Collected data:
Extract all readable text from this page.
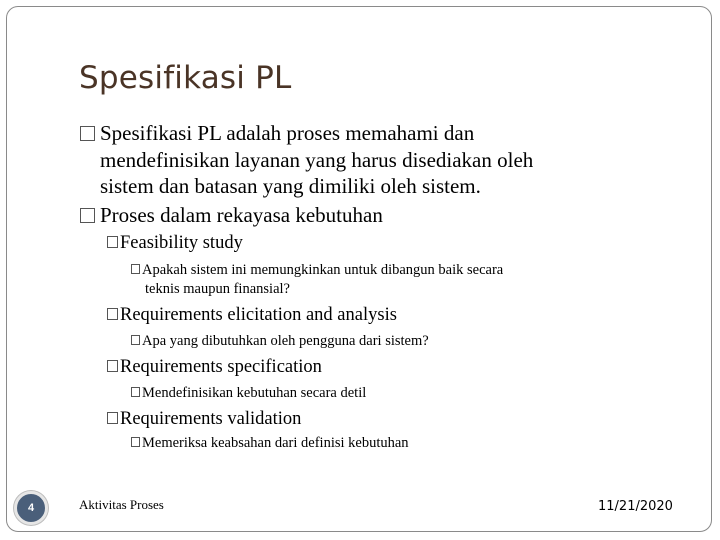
Spesifikasi PL
Spesifikasi PL adalah proses memahami dan
mendefinisikan layanan yang harus disediakan oleh
sistem dan batasan yang dimiliki oleh sistem.
Proses dalam rekayasa kebutuhan
Feasibility study
Apakah sistem ini memungkinkan untuk dibangun baik secara
teknis maupun finansial?
Requirements elicitation and analysis
Apa yang dibutuhkan oleh pengguna dari sistem?
Requirements specification
Mendefinisikan kebutuhan secara detil
Requirements validation
Memeriksa keabsahan dari definisi kebutuhan
4	Aktivitas Proses	11/21/2020
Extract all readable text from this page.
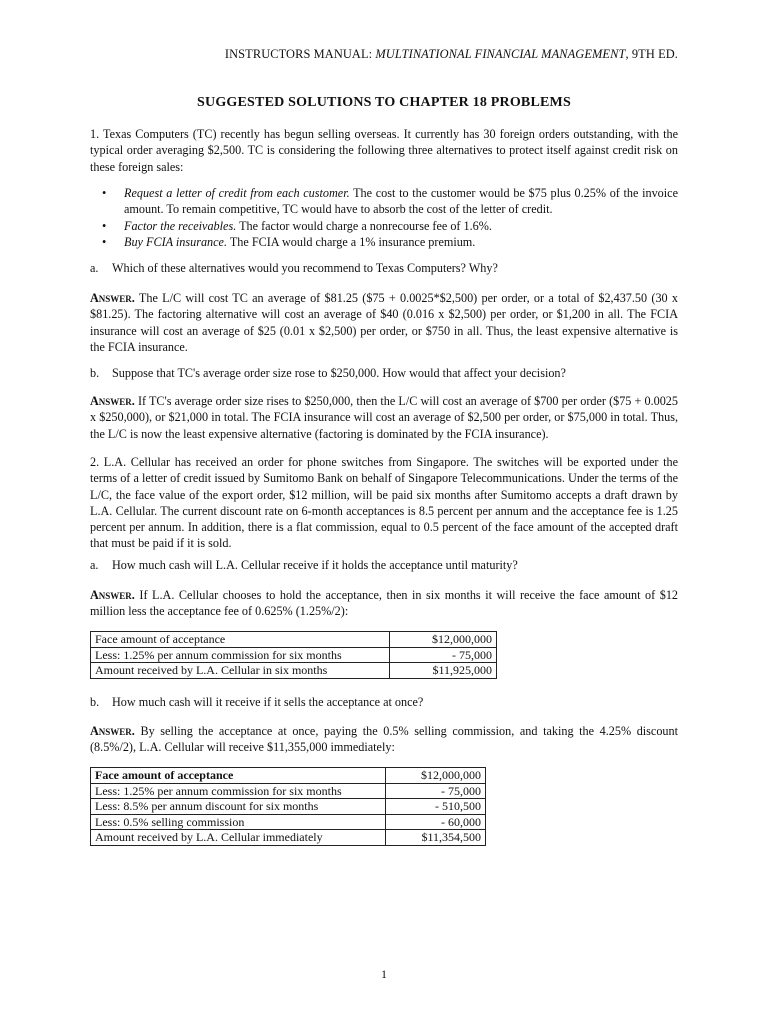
INSTRUCTORS MANUAL: MULTINATIONAL FINANCIAL MANAGEMENT, 9TH ED.
SUGGESTED SOLUTIONS TO CHAPTER 18 PROBLEMS
1. Texas Computers (TC) recently has begun selling overseas. It currently has 30 foreign orders outstanding, with the typical order averaging $2,500. TC is considering the following three alternatives to protect itself against credit risk on these foreign sales:
• Request a letter of credit from each customer. The cost to the customer would be $75 plus 0.25% of the invoice amount. To remain competitive, TC would have to absorb the cost of the letter of credit.
• Factor the receivables. The factor would charge a nonrecourse fee of 1.6%.
• Buy FCIA insurance. The FCIA would charge a 1% insurance premium.
a. Which of these alternatives would you recommend to Texas Computers? Why?
Answer. The L/C will cost TC an average of $81.25 ($75 + 0.0025*$2,500) per order, or a total of $2,437.50 (30 x $81.25). The factoring alternative will cost an average of $40 (0.016 x $2,500) per order, or $1,200 in all. The FCIA insurance will cost an average of $25 (0.01 x $2,500) per order, or $750 in all. Thus, the least expensive alternative is the FCIA insurance.
b. Suppose that TC's average order size rose to $250,000. How would that affect your decision?
Answer. If TC's average order size rises to $250,000, then the L/C will cost an average of $700 per order ($75 + 0.0025 x $250,000), or $21,000 in total. The FCIA insurance will cost an average of $2,500 per order, or $75,000 in total. Thus, the L/C is now the least expensive alternative (factoring is dominated by the FCIA insurance).
2. L.A. Cellular has received an order for phone switches from Singapore. The switches will be exported under the terms of a letter of credit issued by Sumitomo Bank on behalf of Singapore Telecommunications. Under the terms of the L/C, the face value of the export order, $12 million, will be paid six months after Sumitomo accepts a draft drawn by L.A. Cellular. The current discount rate on 6-month acceptances is 8.5 percent per annum and the acceptance fee is 1.25 percent per annum. In addition, there is a flat commission, equal to 0.5 percent of the face amount of the accepted draft that must be paid if it is sold.
a. How much cash will L.A. Cellular receive if it holds the acceptance until maturity?
Answer. If L.A. Cellular chooses to hold the acceptance, then in six months it will receive the face amount of $12 million less the acceptance fee of 0.625% (1.25%/2):
Face amount of acceptance	$12,000,000
Less: 1.25% per annum commission for six months	- 75,000
Amount received by L.A. Cellular in six months	$11,925,000
b. How much cash will it receive if it sells the acceptance at once?
Answer. By selling the acceptance at once, paying the 0.5% selling commission, and taking the 4.25% discount (8.5%/2), L.A. Cellular will receive $11,355,000 immediately:
Face amount of acceptance	$12,000,000
Less: 1.25% per annum commission for six months	- 75,000
Less: 8.5% per annum discount for six months	- 510,500
Less: 0.5% selling commission	- 60,000
Amount received by L.A. Cellular immediately	$11,354,500
1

### The problem:
Quote the records in full and exactly; skip any image.

### Written solution:
Extract all readable text from this page.
Spesifikasi PL
Spesifikasi PL adalah proses memahami dan
mendefinisikan layanan yang harus disediakan oleh
sistem dan batasan yang dimiliki oleh sistem.
Proses dalam rekayasa kebutuhan
Feasibility study
Apakah sistem ini memungkinkan untuk dibangun baik secara
teknis maupun finansial?
Requirements elicitation and analysis
Apa yang dibutuhkan oleh pengguna dari sistem?
Requirements specification
Mendefinisikan kebutuhan secara detil
Requirements validation
Memeriksa keabsahan dari definisi kebutuhan
4	Aktivitas Proses	11/21/2020
Extract all readable text from this page.
INSTRUCTORS MANUAL: MULTINATIONAL FINANCIAL MANAGEMENT, 9TH ED.
SUGGESTED SOLUTIONS TO CHAPTER 18 PROBLEMS
1. Texas Computers (TC) recently has begun selling overseas. It currently has 30 foreign orders outstanding, with the typical order averaging $2,500. TC is considering the following three alternatives to protect itself against credit risk on these foreign sales:
• Request a letter of credit from each customer. The cost to the customer would be $75 plus 0.25% of the invoice amount. To remain competitive, TC would have to absorb the cost of the letter of credit.
• Factor the receivables. The factor would charge a nonrecourse fee of 1.6%.
• Buy FCIA insurance. The FCIA would charge a 1% insurance premium.
a. Which of these alternatives would you recommend to Texas Computers? Why?
Answer. The L/C will cost TC an average of $81.25 ($75 + 0.0025*$2,500) per order, or a total of $2,437.50 (30 x $81.25). The factoring alternative will cost an average of $40 (0.016 x $2,500) per order, or $1,200 in all. The FCIA insurance will cost an average of $25 (0.01 x $2,500) per order, or $750 in all. Thus, the least expensive alternative is the FCIA insurance.
b. Suppose that TC's average order size rose to $250,000. How would that affect your decision?
Answer. If TC's average order size rises to $250,000, then the L/C will cost an average of $700 per order ($75 + 0.0025 x $250,000), or $21,000 in total. The FCIA insurance will cost an average of $2,500 per order, or $75,000 in total. Thus, the L/C is now the least expensive alternative (factoring is dominated by the FCIA insurance).
2. L.A. Cellular has received an order for phone switches from Singapore. The switches will be exported under the terms of a letter of credit issued by Sumitomo Bank on behalf of Singapore Telecommunications. Under the terms of the L/C, the face value of the export order, $12 million, will be paid six months after Sumitomo accepts a draft drawn by L.A. Cellular. The current discount rate on 6-month acceptances is 8.5 percent per annum and the acceptance fee is 1.25 percent per annum. In addition, there is a flat commission, equal to 0.5 percent of the face amount of the accepted draft that must be paid if it is sold.
a. How much cash will L.A. Cellular receive if it holds the acceptance until maturity?
Answer. If L.A. Cellular chooses to hold the acceptance, then in six months it will receive the face amount of $12 million less the acceptance fee of 0.625% (1.25%/2):
Face amount of acceptance	$12,000,000
Less: 1.25% per annum commission for six months	- 75,000
Amount received by L.A. Cellular in six months	$11,925,000
b. How much cash will it receive if it sells the acceptance at once?
Answer. By selling the acceptance at once, paying the 0.5% selling commission, and taking the 4.25% discount (8.5%/2), L.A. Cellular will receive $11,355,000 immediately:
Face amount of acceptance	$12,000,000
Less: 1.25% per annum commission for six months	- 75,000
Less: 8.5% per annum discount for six months	- 510,500
Less: 0.5% selling commission	- 60,000
Amount received by L.A. Cellular immediately	$11,354,500
1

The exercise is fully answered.